------ DATASET RECORDS

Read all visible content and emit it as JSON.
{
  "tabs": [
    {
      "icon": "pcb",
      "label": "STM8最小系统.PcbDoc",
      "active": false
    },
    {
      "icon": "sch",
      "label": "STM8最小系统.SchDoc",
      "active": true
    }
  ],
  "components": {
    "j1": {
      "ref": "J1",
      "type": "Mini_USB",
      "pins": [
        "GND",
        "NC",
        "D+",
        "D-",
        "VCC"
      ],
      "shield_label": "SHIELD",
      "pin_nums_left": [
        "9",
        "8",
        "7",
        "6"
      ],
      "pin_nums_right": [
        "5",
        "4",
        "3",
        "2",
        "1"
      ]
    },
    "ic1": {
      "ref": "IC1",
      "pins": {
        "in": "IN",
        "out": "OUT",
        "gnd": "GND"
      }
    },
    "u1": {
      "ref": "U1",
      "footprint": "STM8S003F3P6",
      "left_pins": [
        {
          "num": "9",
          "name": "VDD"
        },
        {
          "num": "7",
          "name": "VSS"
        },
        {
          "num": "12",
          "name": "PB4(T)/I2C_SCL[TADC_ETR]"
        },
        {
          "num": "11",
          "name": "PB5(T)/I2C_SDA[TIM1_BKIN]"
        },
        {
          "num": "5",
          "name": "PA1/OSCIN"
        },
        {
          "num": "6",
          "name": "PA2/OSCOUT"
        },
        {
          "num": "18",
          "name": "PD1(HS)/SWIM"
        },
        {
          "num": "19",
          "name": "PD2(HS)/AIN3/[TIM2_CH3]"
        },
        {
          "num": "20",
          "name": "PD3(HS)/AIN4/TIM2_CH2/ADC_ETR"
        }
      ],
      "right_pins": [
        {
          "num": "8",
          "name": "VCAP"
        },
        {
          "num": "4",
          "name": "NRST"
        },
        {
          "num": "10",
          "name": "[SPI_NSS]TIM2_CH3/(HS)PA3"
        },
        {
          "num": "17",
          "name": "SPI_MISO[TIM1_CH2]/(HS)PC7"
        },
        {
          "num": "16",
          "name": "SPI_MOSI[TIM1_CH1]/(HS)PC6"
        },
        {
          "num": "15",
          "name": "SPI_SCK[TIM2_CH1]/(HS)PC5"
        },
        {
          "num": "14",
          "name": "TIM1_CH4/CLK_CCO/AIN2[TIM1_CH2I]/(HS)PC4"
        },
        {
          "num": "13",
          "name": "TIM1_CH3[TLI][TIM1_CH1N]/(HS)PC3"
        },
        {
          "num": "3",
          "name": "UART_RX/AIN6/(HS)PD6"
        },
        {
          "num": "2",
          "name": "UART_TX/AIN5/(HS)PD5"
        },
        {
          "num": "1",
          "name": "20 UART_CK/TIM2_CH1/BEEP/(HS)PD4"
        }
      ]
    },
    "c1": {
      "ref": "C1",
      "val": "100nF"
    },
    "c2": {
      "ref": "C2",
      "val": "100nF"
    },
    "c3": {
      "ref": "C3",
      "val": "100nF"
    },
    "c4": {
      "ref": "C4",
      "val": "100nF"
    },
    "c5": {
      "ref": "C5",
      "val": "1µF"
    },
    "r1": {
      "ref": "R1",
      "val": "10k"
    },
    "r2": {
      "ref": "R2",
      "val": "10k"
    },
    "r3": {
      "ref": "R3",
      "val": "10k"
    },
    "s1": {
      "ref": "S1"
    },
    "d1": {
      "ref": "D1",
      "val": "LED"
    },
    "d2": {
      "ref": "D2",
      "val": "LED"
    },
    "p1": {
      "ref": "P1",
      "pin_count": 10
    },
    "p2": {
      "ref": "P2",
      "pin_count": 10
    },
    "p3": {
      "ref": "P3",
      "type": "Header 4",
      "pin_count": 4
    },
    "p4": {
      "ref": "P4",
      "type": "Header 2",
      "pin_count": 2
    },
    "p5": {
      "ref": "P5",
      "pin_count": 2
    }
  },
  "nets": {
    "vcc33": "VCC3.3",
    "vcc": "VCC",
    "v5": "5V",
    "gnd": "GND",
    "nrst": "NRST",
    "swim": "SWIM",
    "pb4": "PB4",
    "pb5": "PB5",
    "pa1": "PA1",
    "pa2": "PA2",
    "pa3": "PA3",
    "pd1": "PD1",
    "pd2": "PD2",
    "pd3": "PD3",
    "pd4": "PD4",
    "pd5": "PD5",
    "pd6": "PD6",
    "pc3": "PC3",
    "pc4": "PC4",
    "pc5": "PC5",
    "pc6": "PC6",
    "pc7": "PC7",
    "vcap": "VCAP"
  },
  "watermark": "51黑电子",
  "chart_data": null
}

------------

- _DIRECTIONS FOR THIS TASK_
Print the records above in full, exactly.

- _EXERCISE SOLUTION_
Read all visible content and emit it as JSON.
{
  "tabs": [
    {
      "icon": "pcb",
      "label": "STM8最小系统.PcbDoc",
      "active": false
    },
    {
      "icon": "sch",
      "label": "STM8最小系统.SchDoc",
      "active": true
    }
  ],
  "components": {
    "j1": {
      "ref": "J1",
      "type": "Mini_USB",
      "pins": [
        "GND",
        "NC",
        "D+",
        "D-",
        "VCC"
      ],
      "shield_label": "SHIELD",
      "pin_nums_left": [
        "9",
        "8",
        "7",
        "6"
      ],
      "pin_nums_right": [
        "5",
        "4",
        "3",
        "2",
        "1"
      ]
    },
    "ic1": {
      "ref": "IC1",
      "pins": {
        "in": "IN",
        "out": "OUT",
        "gnd": "GND"
      }
    },
    "u1": {
      "ref": "U1",
      "footprint": "STM8S003F3P6",
      "left_pins": [
        {
          "num": "9",
          "name": "VDD"
        },
        {
          "num": "7",
          "name": "VSS"
        },
        {
          "num": "12",
          "name": "PB4(T)/I2C_SCL[TADC_ETR]"
        },
        {
          "num": "11",
          "name": "PB5(T)/I2C_SDA[TIM1_BKIN]"
        },
        {
          "num": "5",
          "name": "PA1/OSCIN"
        },
        {
          "num": "6",
          "name": "PA2/OSCOUT"
        },
        {
          "num": "18",
          "name": "PD1(HS)/SWIM"
        },
        {
          "num": "19",
          "name": "PD2(HS)/AIN3/[TIM2_CH3]"
        },
        {
          "num": "20",
          "name": "PD3(HS)/AIN4/TIM2_CH2/ADC_ETR"
        }
      ],
      "right_pins": [
        {
          "num": "8",
          "name": "VCAP"
        },
        {
          "num": "4",
          "name": "NRST"
        },
        {
          "num": "10",
          "name": "[SPI_NSS]TIM2_CH3/(HS)PA3"
        },
        {
          "num": "17",
          "name": "SPI_MISO[TIM1_CH2]/(HS)PC7"
        },
        {
          "num": "16",
          "name": "SPI_MOSI[TIM1_CH1]/(HS)PC6"
        },
        {
          "num": "15",
          "name": "SPI_SCK[TIM2_CH1]/(HS)PC5"
        },
        {
          "num": "14",
          "name": "TIM1_CH4/CLK_CCO/AIN2[TIM1_CH2I]/(HS)PC4"
        },
        {
          "num": "13",
          "name": "TIM1_CH3[TLI][TIM1_CH1N]/(HS)PC3"
        },
        {
          "num": "3",
          "name": "UART_RX/AIN6/(HS)PD6"
        },
        {
          "num": "2",
          "name": "UART_TX/AIN5/(HS)PD5"
        },
        {
          "num": "1",
          "name": "20 UART_CK/TIM2_CH1/BEEP/(HS)PD4"
        }
      ]
    },
    "c1": {
      "ref": "C1",
      "val": "100nF"
    },
    "c2": {
      "ref": "C2",
      "val": "100nF"
    },
    "c3": {
      "ref": "C3",
      "val": "100nF"
    },
    "c4": {
      "ref": "C4",
      "val": "100nF"
    },
    "c5": {
      "ref": "C5",
      "val": "1µF"
    },
    "r1": {
      "ref": "R1",
      "val": "10k"
    },
    "r2": {
      "ref": "R2",
      "val": "10k"
    },
    "r3": {
      "ref": "R3",
      "val": "10k"
    },
    "s1": {
      "ref": "S1"
    },
    "d1": {
      "ref": "D1",
      "val": "LED"
    },
    "d2": {
      "ref": "D2",
      "val": "LED"
    },
    "p1": {
      "ref": "P1",
      "pin_count": 10
    },
    "p2": {
      "ref": "P2",
      "pin_count": 10
    },
    "p3": {
      "ref": "P3",
      "type": "Header 4",
      "pin_count": 4
    },
    "p4": {
      "ref": "P4",
      "type": "Header 2",
      "pin_count": 2
    },
    "p5": {
      "ref": "P5",
      "pin_count": 2
    }
  },
  "nets": {
    "vcc33": "VCC3.3",
    "vcc": "VCC",
    "v5": "5V",
    "gnd": "GND",
    "nrst": "NRST",
    "swim": "SWIM",
    "pb4": "PB4",
    "pb5": "PB5",
    "pa1": "PA1",
    "pa2": "PA2",
    "pa3": "PA3",
    "pd1": "PD1",
    "pd2": "PD2",
    "pd3": "PD3",
    "pd4": "PD4",
    "pd5": "PD5",
    "pd6": "PD6",
    "pc3": "PC3",
    "pc4": "PC4",
    "pc5": "PC5",
    "pc6": "PC6",
    "pc7": "PC7",
    "vcap": "VCAP"
  },
  "watermark": "51黑电子",
  "chart_data": null
}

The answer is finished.